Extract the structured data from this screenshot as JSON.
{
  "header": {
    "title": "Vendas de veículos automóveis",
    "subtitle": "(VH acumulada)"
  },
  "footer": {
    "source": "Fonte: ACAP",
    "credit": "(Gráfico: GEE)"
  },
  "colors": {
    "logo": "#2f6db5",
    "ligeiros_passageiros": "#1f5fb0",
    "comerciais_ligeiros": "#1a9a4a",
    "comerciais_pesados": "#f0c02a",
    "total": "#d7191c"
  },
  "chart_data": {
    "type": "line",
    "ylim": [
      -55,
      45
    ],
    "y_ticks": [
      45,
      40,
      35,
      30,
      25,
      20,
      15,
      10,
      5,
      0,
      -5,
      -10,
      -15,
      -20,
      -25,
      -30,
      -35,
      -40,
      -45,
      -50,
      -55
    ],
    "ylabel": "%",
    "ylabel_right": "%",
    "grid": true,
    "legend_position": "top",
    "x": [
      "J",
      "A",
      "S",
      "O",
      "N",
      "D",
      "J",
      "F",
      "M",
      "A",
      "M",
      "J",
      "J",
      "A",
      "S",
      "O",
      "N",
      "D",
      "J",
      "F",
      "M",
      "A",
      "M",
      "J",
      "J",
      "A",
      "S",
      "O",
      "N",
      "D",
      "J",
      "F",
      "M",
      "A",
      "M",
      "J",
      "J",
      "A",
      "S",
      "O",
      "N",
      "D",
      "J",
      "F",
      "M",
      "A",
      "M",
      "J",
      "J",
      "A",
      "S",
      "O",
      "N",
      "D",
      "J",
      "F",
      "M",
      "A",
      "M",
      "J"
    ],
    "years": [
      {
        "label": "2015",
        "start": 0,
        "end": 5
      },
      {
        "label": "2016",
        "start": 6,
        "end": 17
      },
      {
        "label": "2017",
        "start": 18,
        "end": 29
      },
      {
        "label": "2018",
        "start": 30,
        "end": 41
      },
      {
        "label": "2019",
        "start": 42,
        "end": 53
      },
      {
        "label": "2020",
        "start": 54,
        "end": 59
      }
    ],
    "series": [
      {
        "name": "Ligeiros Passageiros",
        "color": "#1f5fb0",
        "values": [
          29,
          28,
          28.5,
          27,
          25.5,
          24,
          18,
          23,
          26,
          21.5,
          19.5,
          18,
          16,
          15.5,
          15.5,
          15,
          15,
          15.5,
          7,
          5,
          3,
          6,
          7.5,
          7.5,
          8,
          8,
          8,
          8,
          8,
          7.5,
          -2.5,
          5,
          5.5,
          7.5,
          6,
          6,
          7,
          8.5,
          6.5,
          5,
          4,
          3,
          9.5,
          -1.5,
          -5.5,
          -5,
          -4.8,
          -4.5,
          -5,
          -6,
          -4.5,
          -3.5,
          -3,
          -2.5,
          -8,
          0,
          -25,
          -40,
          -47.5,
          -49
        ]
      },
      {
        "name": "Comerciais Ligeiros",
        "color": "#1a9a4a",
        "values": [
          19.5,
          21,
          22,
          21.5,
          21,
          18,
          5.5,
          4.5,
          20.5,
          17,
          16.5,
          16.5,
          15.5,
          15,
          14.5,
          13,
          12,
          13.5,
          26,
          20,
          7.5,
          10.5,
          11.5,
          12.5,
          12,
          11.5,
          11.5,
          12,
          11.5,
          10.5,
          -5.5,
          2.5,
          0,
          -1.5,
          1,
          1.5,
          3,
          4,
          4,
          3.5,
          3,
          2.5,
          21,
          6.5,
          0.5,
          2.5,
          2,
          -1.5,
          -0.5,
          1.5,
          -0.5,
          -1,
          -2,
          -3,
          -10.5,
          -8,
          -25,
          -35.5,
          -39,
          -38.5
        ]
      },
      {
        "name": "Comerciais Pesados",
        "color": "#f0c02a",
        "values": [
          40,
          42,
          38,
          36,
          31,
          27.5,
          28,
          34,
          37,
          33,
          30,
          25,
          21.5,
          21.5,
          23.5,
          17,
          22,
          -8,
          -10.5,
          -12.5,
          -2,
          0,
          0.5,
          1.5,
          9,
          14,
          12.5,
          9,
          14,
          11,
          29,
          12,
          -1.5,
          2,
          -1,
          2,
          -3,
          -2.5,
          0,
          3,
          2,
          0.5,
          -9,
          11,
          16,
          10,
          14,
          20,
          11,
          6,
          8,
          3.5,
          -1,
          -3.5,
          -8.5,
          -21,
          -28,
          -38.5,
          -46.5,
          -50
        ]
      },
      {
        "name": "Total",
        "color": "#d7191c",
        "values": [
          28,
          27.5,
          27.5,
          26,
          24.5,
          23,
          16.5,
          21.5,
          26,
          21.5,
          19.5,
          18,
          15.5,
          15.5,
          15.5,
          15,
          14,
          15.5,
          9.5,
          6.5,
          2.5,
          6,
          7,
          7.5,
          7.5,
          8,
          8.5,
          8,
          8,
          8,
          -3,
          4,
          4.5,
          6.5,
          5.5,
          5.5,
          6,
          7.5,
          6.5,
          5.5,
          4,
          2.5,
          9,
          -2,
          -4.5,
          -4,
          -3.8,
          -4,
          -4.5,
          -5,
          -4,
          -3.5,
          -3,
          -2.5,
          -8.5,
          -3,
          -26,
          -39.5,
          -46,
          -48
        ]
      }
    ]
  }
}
-----
**What is needed:** Scan the data for the word "start" and copy every line where it shows up.

**Answer to the problem:**
        "start": 0,
        "start": 6,
        "start": 18,
        "start": 30,
        "start": 42,
        "start": 54,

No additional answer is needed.